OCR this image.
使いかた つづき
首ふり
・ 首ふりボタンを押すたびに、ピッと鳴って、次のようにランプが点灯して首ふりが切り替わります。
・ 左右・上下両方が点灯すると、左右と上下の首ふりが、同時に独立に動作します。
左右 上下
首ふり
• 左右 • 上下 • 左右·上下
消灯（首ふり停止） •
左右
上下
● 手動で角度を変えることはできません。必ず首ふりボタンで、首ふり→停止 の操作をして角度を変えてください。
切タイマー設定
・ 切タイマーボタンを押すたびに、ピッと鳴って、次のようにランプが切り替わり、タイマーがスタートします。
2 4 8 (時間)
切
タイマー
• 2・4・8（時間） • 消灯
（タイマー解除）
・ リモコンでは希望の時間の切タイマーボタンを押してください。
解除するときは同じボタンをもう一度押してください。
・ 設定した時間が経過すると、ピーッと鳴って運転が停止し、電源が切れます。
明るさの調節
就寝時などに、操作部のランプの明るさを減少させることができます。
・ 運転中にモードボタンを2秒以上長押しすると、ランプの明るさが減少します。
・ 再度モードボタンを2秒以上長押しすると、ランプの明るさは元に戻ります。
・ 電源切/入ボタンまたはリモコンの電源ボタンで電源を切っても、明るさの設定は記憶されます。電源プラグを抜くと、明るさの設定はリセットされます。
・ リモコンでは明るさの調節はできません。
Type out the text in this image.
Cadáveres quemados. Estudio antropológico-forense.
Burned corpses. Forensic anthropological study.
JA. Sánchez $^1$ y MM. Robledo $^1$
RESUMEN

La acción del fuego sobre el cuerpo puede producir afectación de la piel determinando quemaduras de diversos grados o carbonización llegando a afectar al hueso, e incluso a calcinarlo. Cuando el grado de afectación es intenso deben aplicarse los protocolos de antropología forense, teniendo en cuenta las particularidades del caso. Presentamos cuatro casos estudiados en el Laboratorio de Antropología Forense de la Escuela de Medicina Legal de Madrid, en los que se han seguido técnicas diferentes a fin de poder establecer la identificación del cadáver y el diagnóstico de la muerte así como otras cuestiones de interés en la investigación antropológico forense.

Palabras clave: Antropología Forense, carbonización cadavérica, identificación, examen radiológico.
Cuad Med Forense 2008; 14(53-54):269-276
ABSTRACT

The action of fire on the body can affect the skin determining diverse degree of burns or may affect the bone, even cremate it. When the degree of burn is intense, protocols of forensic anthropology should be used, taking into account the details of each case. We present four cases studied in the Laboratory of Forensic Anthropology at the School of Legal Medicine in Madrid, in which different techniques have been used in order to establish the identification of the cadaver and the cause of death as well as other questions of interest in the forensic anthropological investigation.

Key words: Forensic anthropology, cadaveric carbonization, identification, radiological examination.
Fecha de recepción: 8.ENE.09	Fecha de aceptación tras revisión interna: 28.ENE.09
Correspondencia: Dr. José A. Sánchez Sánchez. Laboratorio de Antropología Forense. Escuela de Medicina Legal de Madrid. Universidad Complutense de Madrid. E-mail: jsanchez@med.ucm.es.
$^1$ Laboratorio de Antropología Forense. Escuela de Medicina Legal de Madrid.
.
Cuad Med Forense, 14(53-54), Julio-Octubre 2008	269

::::::::::

Go through the records above and retype each one exactly.

*EXERCISE RESPONSE:*
OCR this image.
使いかた つづき
首ふり
・ 首ふりボタンを押すたびに、ピッと鳴って、次のようにランプが点灯して首ふりが切り替わります。
・ 左右・上下両方が点灯すると、左右と上下の首ふりが、同時に独立に動作します。
左右 上下
首ふり
• 左右 • 上下 • 左右·上下
消灯（首ふり停止） •
左右
上下
● 手動で角度を変えることはできません。必ず首ふりボタンで、首ふり→停止 の操作をして角度を変えてください。
切タイマー設定
・ 切タイマーボタンを押すたびに、ピッと鳴って、次のようにランプが切り替わり、タイマーがスタートします。
2 4 8 (時間)
切
タイマー
• 2・4・8（時間） • 消灯
（タイマー解除）
・ リモコンでは希望の時間の切タイマーボタンを押してください。
解除するときは同じボタンをもう一度押してください。
・ 設定した時間が経過すると、ピーッと鳴って運転が停止し、電源が切れます。
明るさの調節
就寝時などに、操作部のランプの明るさを減少させることができます。
・ 運転中にモードボタンを2秒以上長押しすると、ランプの明るさが減少します。
・ 再度モードボタンを2秒以上長押しすると、ランプの明るさは元に戻ります。
・ 電源切/入ボタンまたはリモコンの電源ボタンで電源を切っても、明るさの設定は記憶されます。電源プラグを抜くと、明るさの設定はリセットされます。
・ リモコンでは明るさの調節はできません。
Type out the text in this image.
Cadáveres quemados. Estudio antropológico-forense.
Burned corpses. Forensic anthropological study.
JA. Sánchez $^1$ y MM. Robledo $^1$
RESUMEN

La acción del fuego sobre el cuerpo puede producir afectación de la piel determinando quemaduras de diversos grados o carbonización llegando a afectar al hueso, e incluso a calcinarlo. Cuando el grado de afectación es intenso deben aplicarse los protocolos de antropología forense, teniendo en cuenta las particularidades del caso. Presentamos cuatro casos estudiados en el Laboratorio de Antropología Forense de la Escuela de Medicina Legal de Madrid, en los que se han seguido técnicas diferentes a fin de poder establecer la identificación del cadáver y el diagnóstico de la muerte así como otras cuestiones de interés en la investigación antropológico forense.

Palabras clave: Antropología Forense, carbonización cadavérica, identificación, examen radiológico.
Cuad Med Forense 2008; 14(53-54):269-276
ABSTRACT

The action of fire on the body can affect the skin determining diverse degree of burns or may affect the bone, even cremate it. When the degree of burn is intense, protocols of forensic anthropology should be used, taking into account the details of each case. We present four cases studied in the Laboratory of Forensic Anthropology at the School of Legal Medicine in Madrid, in which different techniques have been used in order to establish the identification of the cadaver and the cause of death as well as other questions of interest in the forensic anthropological investigation.

Key words: Forensic anthropology, cadaveric carbonization, identification, radiological examination.
Fecha de recepción: 8.ENE.09	Fecha de aceptación tras revisión interna: 28.ENE.09
Correspondencia: Dr. José A. Sánchez Sánchez. Laboratorio de Antropología Forense. Escuela de Medicina Legal de Madrid. Universidad Complutense de Madrid. E-mail: jsanchez@med.ucm.es.
$^1$ Laboratorio de Antropología Forense. Escuela de Medicina Legal de Madrid.
.
Cuad Med Forense, 14(53-54), Julio-Octubre 2008	269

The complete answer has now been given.